» **DIRECTIONS FOR THIS TASK**
Determine which lines contain the word "Mira", then copy those lines.

[Start ENTRIES SHOWN]

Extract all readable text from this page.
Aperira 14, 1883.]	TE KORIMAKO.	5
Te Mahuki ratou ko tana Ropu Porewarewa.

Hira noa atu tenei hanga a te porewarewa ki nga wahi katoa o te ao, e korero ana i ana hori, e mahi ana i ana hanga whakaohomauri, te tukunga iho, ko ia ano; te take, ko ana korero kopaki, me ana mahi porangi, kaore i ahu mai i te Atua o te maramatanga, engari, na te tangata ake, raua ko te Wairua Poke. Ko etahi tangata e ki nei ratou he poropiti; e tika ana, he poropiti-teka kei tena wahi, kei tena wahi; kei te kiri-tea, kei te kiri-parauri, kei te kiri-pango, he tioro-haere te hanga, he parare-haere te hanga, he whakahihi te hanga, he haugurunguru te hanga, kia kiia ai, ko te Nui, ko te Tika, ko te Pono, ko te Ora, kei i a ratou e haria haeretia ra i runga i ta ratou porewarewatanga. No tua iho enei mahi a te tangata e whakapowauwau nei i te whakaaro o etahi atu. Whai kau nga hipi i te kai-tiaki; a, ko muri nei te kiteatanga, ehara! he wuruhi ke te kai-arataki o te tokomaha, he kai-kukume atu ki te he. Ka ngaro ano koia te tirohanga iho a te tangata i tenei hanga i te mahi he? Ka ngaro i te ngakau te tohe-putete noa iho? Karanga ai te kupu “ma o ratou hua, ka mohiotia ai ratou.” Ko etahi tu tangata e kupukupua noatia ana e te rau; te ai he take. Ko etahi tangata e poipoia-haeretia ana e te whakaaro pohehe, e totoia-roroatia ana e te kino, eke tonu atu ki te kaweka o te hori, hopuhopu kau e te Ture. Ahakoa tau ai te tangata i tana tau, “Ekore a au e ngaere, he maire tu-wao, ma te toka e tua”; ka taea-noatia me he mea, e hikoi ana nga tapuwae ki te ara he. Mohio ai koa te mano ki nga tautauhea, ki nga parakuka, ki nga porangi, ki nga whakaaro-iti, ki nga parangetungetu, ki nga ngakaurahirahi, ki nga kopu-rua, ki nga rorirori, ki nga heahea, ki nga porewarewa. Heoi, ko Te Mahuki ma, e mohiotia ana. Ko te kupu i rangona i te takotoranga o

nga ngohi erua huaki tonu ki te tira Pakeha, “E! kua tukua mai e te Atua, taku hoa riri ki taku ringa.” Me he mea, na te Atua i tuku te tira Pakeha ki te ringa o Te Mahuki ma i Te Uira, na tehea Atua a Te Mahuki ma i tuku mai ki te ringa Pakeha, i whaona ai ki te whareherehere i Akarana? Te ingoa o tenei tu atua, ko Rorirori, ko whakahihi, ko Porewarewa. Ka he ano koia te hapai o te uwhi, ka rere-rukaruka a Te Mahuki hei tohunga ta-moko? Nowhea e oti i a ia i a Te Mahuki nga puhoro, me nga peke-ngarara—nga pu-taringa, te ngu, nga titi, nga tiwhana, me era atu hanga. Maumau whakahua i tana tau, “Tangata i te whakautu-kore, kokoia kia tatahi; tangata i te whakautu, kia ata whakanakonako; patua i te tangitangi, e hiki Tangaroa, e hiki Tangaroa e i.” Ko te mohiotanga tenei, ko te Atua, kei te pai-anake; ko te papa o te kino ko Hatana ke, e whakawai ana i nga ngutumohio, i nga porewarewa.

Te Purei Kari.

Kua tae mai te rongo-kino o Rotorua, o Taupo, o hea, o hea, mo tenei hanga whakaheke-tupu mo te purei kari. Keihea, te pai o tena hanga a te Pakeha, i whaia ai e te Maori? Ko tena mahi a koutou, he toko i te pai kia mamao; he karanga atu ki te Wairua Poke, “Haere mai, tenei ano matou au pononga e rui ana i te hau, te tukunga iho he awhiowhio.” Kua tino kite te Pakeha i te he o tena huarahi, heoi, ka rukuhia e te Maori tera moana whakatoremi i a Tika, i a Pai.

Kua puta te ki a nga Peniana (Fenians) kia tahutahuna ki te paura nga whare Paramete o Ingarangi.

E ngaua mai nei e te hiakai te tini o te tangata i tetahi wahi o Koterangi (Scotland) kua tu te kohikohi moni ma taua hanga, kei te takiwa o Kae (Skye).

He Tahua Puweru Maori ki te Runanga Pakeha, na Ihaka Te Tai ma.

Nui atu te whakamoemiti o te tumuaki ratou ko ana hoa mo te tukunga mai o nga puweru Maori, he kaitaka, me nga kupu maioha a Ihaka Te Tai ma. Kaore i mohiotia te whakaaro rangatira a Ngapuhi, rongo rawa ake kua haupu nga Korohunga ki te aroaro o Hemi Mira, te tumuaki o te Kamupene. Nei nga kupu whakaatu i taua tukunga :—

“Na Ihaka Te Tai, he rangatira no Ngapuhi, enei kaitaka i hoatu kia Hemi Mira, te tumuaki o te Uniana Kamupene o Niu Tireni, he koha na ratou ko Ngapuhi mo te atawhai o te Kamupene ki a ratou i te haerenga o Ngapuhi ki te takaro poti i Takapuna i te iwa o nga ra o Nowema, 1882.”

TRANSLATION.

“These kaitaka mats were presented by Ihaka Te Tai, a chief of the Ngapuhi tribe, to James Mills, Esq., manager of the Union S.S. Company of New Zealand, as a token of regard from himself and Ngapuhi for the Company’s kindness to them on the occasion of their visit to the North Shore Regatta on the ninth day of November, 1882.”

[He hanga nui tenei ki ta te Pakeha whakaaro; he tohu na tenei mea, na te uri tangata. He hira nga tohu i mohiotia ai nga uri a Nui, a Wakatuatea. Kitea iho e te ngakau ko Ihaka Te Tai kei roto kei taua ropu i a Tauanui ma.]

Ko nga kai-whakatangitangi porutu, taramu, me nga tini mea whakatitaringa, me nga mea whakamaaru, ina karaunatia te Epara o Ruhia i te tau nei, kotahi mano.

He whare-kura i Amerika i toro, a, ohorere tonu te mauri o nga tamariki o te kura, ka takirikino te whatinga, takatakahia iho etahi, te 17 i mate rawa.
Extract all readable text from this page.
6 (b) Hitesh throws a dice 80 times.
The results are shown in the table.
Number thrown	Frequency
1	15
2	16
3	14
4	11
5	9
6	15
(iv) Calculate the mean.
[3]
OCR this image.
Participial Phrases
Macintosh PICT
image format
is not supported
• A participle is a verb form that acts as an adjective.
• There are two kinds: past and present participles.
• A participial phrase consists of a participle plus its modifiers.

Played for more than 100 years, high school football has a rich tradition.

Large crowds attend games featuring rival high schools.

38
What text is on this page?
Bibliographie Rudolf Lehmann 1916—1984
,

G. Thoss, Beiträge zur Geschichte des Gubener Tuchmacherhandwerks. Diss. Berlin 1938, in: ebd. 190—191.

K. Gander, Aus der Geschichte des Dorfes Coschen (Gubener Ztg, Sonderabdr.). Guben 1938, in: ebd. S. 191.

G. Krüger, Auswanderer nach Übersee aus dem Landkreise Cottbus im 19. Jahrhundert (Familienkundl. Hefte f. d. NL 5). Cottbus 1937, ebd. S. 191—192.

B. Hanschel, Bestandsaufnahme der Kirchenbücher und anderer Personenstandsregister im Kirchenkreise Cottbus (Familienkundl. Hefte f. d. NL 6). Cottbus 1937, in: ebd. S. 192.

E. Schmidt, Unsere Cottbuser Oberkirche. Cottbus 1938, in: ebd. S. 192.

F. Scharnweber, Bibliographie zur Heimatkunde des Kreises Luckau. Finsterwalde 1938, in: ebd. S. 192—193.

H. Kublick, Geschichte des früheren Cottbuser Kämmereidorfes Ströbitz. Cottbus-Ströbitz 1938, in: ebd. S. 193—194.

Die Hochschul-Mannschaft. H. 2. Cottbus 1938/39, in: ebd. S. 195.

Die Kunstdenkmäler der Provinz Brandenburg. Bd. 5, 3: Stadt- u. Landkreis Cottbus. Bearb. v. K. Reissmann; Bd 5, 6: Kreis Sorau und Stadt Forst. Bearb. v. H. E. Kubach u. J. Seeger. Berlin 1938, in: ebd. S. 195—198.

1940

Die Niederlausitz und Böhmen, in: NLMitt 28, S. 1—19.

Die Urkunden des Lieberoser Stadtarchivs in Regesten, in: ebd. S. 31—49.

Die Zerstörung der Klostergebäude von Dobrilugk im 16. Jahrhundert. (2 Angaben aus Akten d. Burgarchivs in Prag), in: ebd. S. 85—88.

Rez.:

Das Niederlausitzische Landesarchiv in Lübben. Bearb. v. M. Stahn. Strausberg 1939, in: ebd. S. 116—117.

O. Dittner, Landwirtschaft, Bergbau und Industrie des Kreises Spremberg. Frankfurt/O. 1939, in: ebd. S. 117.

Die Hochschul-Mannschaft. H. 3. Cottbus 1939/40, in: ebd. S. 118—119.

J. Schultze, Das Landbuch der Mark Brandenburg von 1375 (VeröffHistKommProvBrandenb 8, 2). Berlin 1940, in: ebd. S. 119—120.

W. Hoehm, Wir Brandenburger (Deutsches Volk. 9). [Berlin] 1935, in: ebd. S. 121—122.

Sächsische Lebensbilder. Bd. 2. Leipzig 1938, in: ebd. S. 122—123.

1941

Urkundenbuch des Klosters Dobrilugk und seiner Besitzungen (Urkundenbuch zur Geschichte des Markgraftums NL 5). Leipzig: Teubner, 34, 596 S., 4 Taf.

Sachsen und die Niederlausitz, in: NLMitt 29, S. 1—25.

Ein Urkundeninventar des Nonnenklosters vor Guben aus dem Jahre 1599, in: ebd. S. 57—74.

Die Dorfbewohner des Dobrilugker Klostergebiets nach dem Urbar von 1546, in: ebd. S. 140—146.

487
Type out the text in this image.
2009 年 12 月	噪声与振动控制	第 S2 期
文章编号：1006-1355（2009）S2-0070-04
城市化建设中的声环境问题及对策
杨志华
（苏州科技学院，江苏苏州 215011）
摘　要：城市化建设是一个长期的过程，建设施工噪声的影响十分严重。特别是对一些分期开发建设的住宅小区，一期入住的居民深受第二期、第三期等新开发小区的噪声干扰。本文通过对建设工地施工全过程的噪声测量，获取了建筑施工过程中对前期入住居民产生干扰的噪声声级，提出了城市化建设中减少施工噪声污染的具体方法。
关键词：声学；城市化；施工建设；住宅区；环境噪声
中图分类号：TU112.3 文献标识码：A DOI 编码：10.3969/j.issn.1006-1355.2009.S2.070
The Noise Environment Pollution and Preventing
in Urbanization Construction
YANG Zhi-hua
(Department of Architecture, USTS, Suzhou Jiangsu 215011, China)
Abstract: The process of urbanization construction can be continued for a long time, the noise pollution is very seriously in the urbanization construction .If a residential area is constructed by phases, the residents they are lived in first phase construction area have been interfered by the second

[End ENTRIES SHOWN]

» **RESULT OF THE TASK**
Nui atu te whakamoemiti o te tumuaki ratou ko ana hoa mo te tukunga mai o nga puweru Maori, he kaitaka, me nga kupu maioha a Ihaka Te Tai ma. Kaore i mohiotia te whakaaro rangatira a Ngapuhi, rongo rawa ake kua haupu nga Korohunga ki te aroaro o Hemi Mira, te tumuaki o te Kamupene. Nei nga kupu whakaatu i taua tukunga :—
“Na Ihaka Te Tai, he rangatira no Ngapuhi, enei kaitaka i hoatu kia Hemi Mira, te tumuaki o te Uniana Kamupene o Niu Tireni, he koha na ratou ko Ngapuhi mo te atawhai o te Kamupene ki a ratou i te haerenga o Ngapuhi ki te takaro poti i Takapuna i te iwa o nga ra o Nowema, 1882.”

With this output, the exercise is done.